Collected data entries:
++++++++++
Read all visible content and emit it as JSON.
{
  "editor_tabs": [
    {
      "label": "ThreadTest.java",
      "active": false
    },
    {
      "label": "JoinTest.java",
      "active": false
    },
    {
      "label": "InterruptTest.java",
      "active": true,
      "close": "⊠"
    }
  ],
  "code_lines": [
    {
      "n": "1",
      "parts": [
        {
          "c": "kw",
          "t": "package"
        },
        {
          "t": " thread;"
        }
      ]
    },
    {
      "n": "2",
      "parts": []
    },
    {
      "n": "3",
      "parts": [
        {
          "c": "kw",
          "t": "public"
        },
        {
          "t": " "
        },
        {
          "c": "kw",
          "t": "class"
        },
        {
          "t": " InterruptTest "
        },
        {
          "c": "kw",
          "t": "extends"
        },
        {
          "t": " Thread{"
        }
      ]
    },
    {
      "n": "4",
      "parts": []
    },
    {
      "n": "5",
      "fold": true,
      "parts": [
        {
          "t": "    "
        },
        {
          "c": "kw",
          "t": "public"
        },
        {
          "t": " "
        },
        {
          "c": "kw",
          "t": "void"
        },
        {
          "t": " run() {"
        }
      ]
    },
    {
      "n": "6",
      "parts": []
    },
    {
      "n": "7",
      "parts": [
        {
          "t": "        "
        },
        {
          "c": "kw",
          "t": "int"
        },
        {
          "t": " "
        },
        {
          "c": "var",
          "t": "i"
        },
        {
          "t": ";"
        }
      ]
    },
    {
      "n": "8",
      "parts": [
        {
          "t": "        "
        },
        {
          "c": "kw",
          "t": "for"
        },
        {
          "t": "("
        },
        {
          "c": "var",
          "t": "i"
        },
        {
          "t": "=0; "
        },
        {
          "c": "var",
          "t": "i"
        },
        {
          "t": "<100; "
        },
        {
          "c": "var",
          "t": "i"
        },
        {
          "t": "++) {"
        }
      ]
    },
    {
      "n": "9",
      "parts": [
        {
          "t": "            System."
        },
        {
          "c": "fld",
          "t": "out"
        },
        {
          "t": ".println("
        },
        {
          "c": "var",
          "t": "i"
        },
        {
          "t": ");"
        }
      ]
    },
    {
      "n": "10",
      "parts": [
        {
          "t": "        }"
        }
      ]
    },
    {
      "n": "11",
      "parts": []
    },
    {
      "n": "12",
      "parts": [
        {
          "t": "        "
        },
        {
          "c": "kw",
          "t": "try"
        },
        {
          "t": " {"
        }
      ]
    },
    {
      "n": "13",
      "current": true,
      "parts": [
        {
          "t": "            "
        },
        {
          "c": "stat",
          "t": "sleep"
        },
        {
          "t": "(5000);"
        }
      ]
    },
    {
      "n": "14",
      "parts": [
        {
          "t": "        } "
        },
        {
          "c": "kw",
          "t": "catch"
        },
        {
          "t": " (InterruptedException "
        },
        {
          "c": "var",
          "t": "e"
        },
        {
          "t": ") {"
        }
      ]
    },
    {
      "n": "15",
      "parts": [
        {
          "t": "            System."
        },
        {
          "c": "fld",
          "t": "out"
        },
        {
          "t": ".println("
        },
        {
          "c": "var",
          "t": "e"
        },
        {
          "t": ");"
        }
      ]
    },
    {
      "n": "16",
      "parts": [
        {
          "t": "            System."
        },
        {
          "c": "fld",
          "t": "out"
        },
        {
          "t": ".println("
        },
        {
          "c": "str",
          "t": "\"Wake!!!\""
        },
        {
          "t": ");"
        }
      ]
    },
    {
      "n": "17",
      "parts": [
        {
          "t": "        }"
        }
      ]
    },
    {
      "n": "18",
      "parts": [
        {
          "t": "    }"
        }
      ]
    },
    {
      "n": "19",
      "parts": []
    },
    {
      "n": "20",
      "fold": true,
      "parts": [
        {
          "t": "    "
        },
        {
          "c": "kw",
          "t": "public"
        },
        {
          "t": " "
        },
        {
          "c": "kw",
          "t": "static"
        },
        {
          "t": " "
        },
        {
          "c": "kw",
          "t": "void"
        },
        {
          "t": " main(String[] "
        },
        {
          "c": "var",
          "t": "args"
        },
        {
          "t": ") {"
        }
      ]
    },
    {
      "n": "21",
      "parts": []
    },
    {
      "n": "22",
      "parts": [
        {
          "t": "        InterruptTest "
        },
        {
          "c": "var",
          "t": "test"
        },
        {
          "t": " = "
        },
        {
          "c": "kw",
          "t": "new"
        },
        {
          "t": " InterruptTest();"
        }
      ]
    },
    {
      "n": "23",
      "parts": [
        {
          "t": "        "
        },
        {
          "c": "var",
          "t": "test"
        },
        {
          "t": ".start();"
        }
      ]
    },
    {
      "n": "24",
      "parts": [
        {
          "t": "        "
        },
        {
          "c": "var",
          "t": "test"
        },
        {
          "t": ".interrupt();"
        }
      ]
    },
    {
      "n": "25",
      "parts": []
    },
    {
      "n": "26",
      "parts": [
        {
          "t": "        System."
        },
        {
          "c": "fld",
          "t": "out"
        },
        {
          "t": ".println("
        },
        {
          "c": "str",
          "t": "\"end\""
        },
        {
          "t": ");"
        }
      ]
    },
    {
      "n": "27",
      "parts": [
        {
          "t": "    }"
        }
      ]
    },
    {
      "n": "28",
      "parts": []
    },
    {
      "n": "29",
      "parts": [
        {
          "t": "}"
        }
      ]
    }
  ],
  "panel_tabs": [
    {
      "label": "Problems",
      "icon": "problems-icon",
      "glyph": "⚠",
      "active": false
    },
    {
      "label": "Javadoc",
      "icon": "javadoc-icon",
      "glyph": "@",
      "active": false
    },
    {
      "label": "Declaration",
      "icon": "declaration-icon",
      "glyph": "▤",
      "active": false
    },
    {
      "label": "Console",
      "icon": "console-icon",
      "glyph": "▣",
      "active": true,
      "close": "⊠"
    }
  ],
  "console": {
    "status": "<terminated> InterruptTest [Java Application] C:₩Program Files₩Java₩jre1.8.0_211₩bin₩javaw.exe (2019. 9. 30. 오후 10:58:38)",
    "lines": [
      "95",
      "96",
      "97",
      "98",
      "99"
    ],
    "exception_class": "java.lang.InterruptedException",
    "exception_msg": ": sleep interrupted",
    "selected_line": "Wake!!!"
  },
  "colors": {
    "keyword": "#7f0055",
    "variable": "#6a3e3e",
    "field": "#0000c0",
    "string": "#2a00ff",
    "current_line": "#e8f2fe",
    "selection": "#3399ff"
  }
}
++++++++++
Required work | Find the lines containing "sleep" and list every one of them.

Output for this exercise |
          "t": "sleep"
    "exception_msg": ": sleep interrupted",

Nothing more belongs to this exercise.